● **DIRECTION**: Compute how many lines in the entries below contain "JSON", and output nothing but the number.

● **DATA PROVIDED**:
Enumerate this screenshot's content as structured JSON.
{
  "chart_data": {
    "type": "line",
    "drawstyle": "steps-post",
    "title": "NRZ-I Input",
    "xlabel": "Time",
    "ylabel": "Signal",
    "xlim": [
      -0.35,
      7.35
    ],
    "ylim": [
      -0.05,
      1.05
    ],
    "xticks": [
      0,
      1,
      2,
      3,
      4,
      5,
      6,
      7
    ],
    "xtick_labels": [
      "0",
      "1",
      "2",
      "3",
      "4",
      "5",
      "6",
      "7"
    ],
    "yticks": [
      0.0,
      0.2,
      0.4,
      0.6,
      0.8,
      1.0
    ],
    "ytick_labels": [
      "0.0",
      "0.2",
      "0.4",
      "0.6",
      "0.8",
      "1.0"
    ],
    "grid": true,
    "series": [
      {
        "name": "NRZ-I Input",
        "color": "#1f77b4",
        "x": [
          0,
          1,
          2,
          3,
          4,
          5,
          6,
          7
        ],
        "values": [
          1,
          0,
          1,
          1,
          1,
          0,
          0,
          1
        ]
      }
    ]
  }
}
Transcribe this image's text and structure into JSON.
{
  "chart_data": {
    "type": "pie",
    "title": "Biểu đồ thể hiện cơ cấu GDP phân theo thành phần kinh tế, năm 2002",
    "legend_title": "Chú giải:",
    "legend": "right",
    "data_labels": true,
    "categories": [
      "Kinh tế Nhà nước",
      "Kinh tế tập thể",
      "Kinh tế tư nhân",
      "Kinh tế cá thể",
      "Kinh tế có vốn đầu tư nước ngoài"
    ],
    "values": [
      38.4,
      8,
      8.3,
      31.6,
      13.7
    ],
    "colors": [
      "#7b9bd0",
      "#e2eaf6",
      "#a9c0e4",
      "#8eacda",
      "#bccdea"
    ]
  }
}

● **WRITTEN RESPONSE**: 2